_YOUR OBJECTIVE_
Each line should be copied exactly.

_DATA SECTION_

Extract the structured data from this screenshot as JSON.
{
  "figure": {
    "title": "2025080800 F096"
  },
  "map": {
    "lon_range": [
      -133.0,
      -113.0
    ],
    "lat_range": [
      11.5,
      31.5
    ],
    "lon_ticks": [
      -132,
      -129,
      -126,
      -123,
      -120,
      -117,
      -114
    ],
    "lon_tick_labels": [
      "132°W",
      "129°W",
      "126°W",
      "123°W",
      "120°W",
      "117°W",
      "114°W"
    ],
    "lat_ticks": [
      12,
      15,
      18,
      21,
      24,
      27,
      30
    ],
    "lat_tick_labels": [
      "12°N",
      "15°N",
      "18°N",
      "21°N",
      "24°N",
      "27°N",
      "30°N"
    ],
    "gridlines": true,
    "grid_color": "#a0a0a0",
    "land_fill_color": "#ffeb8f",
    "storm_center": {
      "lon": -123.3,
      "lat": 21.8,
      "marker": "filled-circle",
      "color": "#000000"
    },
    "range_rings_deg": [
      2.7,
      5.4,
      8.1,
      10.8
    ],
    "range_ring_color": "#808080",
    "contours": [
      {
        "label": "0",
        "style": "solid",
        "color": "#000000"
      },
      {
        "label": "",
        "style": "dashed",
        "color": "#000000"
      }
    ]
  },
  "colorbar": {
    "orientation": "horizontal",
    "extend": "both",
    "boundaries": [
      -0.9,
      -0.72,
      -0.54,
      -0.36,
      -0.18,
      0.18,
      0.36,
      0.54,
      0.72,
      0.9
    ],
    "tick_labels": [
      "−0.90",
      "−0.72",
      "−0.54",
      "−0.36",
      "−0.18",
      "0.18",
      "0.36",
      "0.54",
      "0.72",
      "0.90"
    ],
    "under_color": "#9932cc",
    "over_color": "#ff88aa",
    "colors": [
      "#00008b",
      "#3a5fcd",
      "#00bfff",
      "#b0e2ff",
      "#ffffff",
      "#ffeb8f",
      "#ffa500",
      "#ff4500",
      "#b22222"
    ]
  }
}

_ANSWER_
Extract the structured data from this screenshot as JSON.
{
  "figure": {
    "title": "2025080800 F096"
  },
  "map": {
    "lon_range": [
      -133.0,
      -113.0
    ],
    "lat_range": [
      11.5,
      31.5
    ],
    "lon_ticks": [
      -132,
      -129,
      -126,
      -123,
      -120,
      -117,
      -114
    ],
    "lon_tick_labels": [
      "132°W",
      "129°W",
      "126°W",
      "123°W",
      "120°W",
      "117°W",
      "114°W"
    ],
    "lat_ticks": [
      12,
      15,
      18,
      21,
      24,
      27,
      30
    ],
    "lat_tick_labels": [
      "12°N",
      "15°N",
      "18°N",
      "21°N",
      "24°N",
      "27°N",
      "30°N"
    ],
    "gridlines": true,
    "grid_color": "#a0a0a0",
    "land_fill_color": "#ffeb8f",
    "storm_center": {
      "lon": -123.3,
      "lat": 21.8,
      "marker": "filled-circle",
      "color": "#000000"
    },
    "range_rings_deg": [
      2.7,
      5.4,
      8.1,
      10.8
    ],
    "range_ring_color": "#808080",
    "contours": [
      {
        "label": "0",
        "style": "solid",
        "color": "#000000"
      },
      {
        "label": "",
        "style": "dashed",
        "color": "#000000"
      }
    ]
  },
  "colorbar": {
    "orientation": "horizontal",
    "extend": "both",
    "boundaries": [
      -0.9,
      -0.72,
      -0.54,
      -0.36,
      -0.18,
      0.18,
      0.36,
      0.54,
      0.72,
      0.9
    ],
    "tick_labels": [
      "−0.90",
      "−0.72",
      "−0.54",
      "−0.36",
      "−0.18",
      "0.18",
      "0.36",
      "0.54",
      "0.72",
      "0.90"
    ],
    "under_color": "#9932cc",
    "over_color": "#ff88aa",
    "colors": [
      "#00008b",
      "#3a5fcd",
      "#00bfff",
      "#b0e2ff",
      "#ffffff",
      "#ffeb8f",
      "#ffa500",
      "#ff4500",
      "#b22222"
    ]
  }
}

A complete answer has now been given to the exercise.